(GOAL) Answer with one number only: the number of lines that contain "debiuty".
◇ ◇ ◇ ◇ ◇ ◇ ◇
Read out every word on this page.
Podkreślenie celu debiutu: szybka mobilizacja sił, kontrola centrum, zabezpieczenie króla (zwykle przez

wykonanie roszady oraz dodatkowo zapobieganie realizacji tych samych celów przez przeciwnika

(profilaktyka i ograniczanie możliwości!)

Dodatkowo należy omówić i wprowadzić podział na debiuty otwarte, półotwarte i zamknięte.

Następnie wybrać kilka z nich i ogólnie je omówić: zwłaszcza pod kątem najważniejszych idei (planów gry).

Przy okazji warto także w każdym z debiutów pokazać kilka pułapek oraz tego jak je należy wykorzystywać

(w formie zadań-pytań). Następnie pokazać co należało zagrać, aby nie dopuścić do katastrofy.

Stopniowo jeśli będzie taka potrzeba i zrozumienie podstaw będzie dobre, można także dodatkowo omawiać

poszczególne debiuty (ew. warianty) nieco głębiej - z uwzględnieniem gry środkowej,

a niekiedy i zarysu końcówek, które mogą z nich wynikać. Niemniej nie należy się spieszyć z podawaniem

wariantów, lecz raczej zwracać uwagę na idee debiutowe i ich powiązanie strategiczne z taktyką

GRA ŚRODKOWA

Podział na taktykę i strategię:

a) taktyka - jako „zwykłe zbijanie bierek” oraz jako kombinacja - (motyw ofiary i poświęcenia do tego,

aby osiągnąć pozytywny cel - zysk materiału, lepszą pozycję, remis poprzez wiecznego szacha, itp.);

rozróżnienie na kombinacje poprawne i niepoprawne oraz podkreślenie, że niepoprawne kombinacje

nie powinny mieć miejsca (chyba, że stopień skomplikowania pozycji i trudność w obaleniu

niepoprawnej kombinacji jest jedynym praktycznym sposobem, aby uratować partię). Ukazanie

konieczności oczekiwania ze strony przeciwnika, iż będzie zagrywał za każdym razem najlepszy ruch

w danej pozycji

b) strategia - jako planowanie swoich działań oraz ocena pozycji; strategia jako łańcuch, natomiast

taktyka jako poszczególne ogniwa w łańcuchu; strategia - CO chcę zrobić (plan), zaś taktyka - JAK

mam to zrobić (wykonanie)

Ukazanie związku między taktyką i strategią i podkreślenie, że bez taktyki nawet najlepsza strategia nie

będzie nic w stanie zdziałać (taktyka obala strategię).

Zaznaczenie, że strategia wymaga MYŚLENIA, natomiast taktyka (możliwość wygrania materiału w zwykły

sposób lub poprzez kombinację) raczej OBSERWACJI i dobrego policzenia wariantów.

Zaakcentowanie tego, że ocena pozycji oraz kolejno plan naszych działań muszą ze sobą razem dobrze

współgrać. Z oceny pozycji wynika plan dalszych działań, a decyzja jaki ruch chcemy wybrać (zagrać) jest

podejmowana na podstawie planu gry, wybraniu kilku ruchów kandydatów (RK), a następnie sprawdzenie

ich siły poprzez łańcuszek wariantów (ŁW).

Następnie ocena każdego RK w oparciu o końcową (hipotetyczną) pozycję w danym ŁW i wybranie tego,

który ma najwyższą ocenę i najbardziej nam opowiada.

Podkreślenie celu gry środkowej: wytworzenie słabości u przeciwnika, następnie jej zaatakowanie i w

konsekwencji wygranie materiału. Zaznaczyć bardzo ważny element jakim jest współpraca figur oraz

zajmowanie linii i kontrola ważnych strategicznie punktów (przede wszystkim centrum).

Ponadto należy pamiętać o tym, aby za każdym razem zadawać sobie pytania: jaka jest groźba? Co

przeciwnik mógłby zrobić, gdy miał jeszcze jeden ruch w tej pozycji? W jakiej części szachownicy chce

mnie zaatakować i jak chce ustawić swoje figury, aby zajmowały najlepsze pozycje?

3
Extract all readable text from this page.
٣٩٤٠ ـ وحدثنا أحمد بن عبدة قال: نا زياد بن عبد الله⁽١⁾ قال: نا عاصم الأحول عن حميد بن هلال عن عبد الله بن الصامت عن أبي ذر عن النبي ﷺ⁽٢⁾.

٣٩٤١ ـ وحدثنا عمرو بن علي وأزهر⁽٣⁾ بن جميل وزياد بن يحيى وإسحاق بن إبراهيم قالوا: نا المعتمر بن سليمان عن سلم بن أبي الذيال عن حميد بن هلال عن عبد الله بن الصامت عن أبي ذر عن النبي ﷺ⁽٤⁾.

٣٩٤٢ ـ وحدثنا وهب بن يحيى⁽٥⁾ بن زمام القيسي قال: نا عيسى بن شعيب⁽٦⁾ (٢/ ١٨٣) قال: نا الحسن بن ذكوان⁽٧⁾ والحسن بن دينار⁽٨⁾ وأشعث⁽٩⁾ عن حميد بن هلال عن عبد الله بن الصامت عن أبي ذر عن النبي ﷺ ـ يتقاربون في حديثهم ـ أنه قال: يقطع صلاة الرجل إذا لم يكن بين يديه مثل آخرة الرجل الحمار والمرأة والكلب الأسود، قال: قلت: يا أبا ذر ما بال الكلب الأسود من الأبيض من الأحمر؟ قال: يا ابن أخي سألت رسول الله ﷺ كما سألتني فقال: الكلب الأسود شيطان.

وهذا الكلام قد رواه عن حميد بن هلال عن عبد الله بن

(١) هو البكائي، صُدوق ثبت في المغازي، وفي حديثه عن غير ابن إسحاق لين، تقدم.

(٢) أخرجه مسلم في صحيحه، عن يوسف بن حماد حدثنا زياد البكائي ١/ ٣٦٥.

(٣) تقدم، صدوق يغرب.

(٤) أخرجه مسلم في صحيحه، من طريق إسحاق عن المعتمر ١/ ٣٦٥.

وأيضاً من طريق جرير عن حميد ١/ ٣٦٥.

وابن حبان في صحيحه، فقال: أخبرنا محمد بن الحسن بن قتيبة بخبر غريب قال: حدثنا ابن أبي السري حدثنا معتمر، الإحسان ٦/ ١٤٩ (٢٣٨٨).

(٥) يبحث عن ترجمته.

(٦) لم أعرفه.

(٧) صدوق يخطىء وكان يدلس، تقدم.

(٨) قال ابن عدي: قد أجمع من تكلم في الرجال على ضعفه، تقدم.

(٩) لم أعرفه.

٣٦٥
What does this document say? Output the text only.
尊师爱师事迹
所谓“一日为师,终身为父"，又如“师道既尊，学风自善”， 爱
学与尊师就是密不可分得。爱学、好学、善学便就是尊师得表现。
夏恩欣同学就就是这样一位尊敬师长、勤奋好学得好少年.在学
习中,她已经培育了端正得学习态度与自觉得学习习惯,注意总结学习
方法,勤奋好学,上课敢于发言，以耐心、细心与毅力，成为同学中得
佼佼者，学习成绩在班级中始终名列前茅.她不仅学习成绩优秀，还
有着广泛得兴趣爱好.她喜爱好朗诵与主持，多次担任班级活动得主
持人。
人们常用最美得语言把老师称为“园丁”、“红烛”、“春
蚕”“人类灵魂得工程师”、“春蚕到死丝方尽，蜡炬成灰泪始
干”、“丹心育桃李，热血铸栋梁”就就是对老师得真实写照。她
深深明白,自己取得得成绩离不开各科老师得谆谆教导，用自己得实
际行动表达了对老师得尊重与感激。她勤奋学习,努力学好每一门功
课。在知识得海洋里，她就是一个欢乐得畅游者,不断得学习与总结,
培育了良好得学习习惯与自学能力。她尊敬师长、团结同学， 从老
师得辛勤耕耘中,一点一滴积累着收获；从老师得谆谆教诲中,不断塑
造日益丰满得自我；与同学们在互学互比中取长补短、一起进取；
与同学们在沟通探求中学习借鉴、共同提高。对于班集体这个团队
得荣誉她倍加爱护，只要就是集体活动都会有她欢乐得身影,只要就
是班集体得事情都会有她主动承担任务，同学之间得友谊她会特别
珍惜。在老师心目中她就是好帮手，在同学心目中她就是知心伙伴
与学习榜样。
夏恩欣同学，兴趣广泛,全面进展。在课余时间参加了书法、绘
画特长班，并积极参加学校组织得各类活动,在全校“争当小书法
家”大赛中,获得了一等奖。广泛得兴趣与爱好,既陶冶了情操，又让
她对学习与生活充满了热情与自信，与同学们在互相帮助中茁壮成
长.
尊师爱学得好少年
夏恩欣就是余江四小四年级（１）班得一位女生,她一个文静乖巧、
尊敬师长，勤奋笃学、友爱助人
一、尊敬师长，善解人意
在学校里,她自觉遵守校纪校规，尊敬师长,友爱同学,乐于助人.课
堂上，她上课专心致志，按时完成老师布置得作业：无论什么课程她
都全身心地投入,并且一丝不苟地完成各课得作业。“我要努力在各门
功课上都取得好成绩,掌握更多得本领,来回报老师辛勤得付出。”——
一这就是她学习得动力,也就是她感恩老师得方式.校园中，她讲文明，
◇ ◇ ◇ ◇ ◇ ◇ ◇
(REPLY TO THE TASK) 2